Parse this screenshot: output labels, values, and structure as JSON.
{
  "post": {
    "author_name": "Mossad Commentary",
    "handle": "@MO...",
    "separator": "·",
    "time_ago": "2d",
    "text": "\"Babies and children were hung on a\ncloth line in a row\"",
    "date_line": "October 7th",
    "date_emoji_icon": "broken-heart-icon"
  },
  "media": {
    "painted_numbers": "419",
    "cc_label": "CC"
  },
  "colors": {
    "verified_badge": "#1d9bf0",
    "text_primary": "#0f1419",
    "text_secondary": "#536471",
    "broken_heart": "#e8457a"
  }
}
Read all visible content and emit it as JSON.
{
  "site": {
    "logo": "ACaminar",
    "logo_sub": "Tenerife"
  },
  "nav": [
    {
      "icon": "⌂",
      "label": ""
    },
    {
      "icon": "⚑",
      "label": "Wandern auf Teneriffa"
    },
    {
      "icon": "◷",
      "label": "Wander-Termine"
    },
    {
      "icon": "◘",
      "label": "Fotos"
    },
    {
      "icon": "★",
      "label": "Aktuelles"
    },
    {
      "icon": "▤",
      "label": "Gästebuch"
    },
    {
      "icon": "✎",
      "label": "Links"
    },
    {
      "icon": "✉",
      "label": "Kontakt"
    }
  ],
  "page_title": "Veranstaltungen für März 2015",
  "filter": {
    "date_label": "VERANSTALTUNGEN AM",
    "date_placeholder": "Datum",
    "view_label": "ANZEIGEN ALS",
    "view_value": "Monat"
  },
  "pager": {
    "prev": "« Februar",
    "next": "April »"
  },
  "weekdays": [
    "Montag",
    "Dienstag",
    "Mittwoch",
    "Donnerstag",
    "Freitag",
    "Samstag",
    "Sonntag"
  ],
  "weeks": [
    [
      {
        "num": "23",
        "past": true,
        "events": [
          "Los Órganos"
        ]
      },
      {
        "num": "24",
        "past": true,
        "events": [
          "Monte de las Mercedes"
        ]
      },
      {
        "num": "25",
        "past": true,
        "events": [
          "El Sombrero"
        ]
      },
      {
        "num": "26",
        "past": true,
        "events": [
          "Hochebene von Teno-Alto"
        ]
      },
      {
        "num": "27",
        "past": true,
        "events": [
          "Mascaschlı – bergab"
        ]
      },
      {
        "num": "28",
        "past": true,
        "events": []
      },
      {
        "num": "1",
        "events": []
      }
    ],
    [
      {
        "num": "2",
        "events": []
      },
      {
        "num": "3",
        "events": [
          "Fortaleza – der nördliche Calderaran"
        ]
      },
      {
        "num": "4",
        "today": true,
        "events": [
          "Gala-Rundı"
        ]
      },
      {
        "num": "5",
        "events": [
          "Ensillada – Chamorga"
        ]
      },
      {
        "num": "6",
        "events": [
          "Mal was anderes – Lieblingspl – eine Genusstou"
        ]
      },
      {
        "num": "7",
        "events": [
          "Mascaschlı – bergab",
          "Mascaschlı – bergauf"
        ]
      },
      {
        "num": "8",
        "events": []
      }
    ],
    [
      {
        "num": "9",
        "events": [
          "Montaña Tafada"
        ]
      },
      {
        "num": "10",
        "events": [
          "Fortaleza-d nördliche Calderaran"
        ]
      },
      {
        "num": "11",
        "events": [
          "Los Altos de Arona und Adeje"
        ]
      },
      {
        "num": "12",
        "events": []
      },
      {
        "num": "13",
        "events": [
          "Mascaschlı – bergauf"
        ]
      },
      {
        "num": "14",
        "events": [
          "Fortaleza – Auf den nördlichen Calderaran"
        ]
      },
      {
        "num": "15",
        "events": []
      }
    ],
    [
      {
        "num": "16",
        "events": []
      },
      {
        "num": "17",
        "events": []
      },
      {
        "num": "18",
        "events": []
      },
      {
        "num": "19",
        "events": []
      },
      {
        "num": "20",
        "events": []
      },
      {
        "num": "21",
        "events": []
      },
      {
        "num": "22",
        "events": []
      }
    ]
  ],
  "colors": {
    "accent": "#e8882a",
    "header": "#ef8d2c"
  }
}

_ _ _ _

**Task directions**.
Give an exact repetition of all the material.

**Result for this exercise**.
Parse this screenshot: output labels, values, and structure as JSON.
{
  "post": {
    "author_name": "Mossad Commentary",
    "handle": "@MO...",
    "separator": "·",
    "time_ago": "2d",
    "text": "\"Babies and children were hung on a\ncloth line in a row\"",
    "date_line": "October 7th",
    "date_emoji_icon": "broken-heart-icon"
  },
  "media": {
    "painted_numbers": "419",
    "cc_label": "CC"
  },
  "colors": {
    "verified_badge": "#1d9bf0",
    "text_primary": "#0f1419",
    "text_secondary": "#536471",
    "broken_heart": "#e8457a"
  }
}
Read all visible content and emit it as JSON.
{
  "site": {
    "logo": "ACaminar",
    "logo_sub": "Tenerife"
  },
  "nav": [
    {
      "icon": "⌂",
      "label": ""
    },
    {
      "icon": "⚑",
      "label": "Wandern auf Teneriffa"
    },
    {
      "icon": "◷",
      "label": "Wander-Termine"
    },
    {
      "icon": "◘",
      "label": "Fotos"
    },
    {
      "icon": "★",
      "label": "Aktuelles"
    },
    {
      "icon": "▤",
      "label": "Gästebuch"
    },
    {
      "icon": "✎",
      "label": "Links"
    },
    {
      "icon": "✉",
      "label": "Kontakt"
    }
  ],
  "page_title": "Veranstaltungen für März 2015",
  "filter": {
    "date_label": "VERANSTALTUNGEN AM",
    "date_placeholder": "Datum",
    "view_label": "ANZEIGEN ALS",
    "view_value": "Monat"
  },
  "pager": {
    "prev": "« Februar",
    "next": "April »"
  },
  "weekdays": [
    "Montag",
    "Dienstag",
    "Mittwoch",
    "Donnerstag",
    "Freitag",
    "Samstag",
    "Sonntag"
  ],
  "weeks": [
    [
      {
        "num": "23",
        "past": true,
        "events": [
          "Los Órganos"
        ]
      },
      {
        "num": "24",
        "past": true,
        "events": [
          "Monte de las Mercedes"
        ]
      },
      {
        "num": "25",
        "past": true,
        "events": [
          "El Sombrero"
        ]
      },
      {
        "num": "26",
        "past": true,
        "events": [
          "Hochebene von Teno-Alto"
        ]
      },
      {
        "num": "27",
        "past": true,
        "events": [
          "Mascaschlı – bergab"
        ]
      },
      {
        "num": "28",
        "past": true,
        "events": []
      },
      {
        "num": "1",
        "events": []
      }
    ],
    [
      {
        "num": "2",
        "events": []
      },
      {
        "num": "3",
        "events": [
          "Fortaleza – der nördliche Calderaran"
        ]
      },
      {
        "num": "4",
        "today": true,
        "events": [
          "Gala-Rundı"
        ]
      },
      {
        "num": "5",
        "events": [
          "Ensillada – Chamorga"
        ]
      },
      {
        "num": "6",
        "events": [
          "Mal was anderes – Lieblingspl – eine Genusstou"
        ]
      },
      {
        "num": "7",
        "events": [
          "Mascaschlı – bergab",
          "Mascaschlı – bergauf"
        ]
      },
      {
        "num": "8",
        "events": []
      }
    ],
    [
      {
        "num": "9",
        "events": [
          "Montaña Tafada"
        ]
      },
      {
        "num": "10",
        "events": [
          "Fortaleza-d nördliche Calderaran"
        ]
      },
      {
        "num": "11",
        "events": [
          "Los Altos de Arona und Adeje"
        ]
      },
      {
        "num": "12",
        "events": []
      },
      {
        "num": "13",
        "events": [
          "Mascaschlı – bergauf"
        ]
      },
      {
        "num": "14",
        "events": [
          "Fortaleza – Auf den nördlichen Calderaran"
        ]
      },
      {
        "num": "15",
        "events": []
      }
    ],
    [
      {
        "num": "16",
        "events": []
      },
      {
        "num": "17",
        "events": []
      },
      {
        "num": "18",
        "events": []
      },
      {
        "num": "19",
        "events": []
      },
      {
        "num": "20",
        "events": []
      },
      {
        "num": "21",
        "events": []
      },
      {
        "num": "22",
        "events": []
      }
    ]
  ],
  "colors": {
    "accent": "#e8882a",
    "header": "#ef8d2c"
  }
}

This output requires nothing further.